INSTRUCTION = From the listing below, work out how many lines contain "share". Reply with that number only.

Dataset items:
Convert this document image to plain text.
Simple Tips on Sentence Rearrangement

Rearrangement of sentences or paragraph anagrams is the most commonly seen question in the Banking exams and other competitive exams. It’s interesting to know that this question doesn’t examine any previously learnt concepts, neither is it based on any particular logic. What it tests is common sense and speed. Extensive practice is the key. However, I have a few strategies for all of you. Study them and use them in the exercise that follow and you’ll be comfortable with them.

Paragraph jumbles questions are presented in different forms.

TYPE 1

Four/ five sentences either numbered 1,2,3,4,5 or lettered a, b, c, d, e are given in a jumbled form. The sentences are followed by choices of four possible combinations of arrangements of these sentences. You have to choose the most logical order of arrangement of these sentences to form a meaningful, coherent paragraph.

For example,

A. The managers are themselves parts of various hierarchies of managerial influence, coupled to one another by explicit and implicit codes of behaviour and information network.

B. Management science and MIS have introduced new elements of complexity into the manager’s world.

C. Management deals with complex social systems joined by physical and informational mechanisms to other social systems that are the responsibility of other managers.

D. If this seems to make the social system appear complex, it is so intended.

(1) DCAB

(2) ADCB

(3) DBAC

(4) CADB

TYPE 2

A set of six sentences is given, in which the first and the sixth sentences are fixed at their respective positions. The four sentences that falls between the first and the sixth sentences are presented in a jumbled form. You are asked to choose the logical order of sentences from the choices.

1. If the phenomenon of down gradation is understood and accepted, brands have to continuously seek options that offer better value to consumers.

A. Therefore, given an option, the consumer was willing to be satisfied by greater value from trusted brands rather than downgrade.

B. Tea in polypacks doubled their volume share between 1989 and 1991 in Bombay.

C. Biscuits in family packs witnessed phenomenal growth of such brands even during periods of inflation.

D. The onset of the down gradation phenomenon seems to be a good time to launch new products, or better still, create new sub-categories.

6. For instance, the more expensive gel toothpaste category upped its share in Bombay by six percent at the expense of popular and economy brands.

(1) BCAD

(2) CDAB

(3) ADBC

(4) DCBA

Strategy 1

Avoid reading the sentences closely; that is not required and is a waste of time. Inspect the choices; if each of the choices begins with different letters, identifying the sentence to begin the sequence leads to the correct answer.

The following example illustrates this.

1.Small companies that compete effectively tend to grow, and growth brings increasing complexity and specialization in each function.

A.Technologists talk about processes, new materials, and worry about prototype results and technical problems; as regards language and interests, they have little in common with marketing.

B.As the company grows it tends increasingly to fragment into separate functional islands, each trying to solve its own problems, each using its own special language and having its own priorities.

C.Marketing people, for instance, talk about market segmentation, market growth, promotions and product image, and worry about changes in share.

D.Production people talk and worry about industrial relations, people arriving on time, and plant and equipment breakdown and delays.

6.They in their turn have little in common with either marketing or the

REPLY TO THE EXERCISE = 3